>> begin GIVEN INFORMATION

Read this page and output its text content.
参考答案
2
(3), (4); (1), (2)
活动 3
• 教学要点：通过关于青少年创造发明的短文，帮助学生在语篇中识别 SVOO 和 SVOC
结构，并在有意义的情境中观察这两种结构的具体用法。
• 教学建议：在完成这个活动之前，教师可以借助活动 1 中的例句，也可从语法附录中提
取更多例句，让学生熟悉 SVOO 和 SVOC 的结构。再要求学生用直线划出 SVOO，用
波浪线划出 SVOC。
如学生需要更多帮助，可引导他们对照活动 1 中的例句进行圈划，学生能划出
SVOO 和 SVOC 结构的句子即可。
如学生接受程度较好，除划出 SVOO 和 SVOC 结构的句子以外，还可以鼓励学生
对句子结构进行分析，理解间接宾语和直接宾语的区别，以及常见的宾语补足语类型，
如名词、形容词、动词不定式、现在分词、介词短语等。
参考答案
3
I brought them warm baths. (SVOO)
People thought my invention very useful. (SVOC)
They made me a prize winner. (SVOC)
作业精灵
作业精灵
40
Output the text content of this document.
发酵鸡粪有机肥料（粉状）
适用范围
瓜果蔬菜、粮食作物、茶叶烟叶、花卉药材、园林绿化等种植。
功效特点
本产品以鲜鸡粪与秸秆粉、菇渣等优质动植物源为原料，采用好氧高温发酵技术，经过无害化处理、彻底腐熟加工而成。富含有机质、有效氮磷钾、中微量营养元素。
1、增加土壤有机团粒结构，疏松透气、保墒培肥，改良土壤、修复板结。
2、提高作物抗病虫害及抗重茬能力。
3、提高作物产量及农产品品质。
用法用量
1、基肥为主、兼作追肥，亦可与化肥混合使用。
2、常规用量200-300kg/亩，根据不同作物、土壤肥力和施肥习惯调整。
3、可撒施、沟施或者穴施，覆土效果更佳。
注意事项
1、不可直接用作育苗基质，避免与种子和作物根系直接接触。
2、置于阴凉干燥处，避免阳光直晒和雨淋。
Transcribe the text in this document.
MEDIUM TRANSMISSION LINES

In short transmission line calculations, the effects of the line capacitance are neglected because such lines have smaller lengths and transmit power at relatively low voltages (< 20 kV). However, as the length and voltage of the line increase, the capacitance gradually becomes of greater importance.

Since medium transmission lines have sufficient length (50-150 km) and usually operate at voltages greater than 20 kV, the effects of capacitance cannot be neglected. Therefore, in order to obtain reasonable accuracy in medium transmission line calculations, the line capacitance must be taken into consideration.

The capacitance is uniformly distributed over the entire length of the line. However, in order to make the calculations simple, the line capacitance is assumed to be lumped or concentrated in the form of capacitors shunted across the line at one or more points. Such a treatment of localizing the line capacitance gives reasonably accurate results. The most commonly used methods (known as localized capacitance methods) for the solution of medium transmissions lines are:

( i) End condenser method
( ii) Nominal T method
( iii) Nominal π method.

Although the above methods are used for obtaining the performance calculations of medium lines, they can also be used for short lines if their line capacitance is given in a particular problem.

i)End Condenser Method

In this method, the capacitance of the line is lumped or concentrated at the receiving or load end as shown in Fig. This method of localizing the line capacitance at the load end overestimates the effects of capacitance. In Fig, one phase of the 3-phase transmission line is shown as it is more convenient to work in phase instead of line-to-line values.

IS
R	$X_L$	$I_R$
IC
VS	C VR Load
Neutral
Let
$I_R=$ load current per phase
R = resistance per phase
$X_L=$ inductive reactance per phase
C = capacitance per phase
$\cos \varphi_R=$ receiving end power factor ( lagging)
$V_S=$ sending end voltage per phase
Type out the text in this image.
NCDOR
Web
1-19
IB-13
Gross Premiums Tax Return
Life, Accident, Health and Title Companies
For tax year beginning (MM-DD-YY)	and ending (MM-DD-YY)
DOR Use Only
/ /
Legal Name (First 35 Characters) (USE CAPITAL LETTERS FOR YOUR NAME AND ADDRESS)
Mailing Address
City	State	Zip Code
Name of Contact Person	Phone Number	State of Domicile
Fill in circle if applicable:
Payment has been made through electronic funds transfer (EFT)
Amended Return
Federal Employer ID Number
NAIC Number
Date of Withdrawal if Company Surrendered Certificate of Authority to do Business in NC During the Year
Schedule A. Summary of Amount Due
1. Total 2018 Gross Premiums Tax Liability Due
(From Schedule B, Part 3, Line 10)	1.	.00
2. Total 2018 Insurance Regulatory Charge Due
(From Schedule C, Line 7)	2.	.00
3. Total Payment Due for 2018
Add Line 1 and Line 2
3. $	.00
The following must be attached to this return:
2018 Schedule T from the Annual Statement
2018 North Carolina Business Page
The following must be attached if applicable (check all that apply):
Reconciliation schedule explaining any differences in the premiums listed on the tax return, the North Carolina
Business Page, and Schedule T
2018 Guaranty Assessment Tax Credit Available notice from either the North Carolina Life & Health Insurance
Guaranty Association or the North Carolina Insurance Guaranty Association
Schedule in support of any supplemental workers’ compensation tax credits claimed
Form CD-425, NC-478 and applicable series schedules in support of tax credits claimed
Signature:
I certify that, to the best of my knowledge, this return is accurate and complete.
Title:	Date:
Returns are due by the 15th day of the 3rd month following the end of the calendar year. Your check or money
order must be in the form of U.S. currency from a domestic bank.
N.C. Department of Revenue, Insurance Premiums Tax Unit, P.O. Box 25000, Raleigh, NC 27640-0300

>> end GIVEN INFORMATION

__PROBLEM__:
State, as a bare number, how many lines of the listing hold the word "Life".

__ANSWER TO THIS EXERCISE__:
2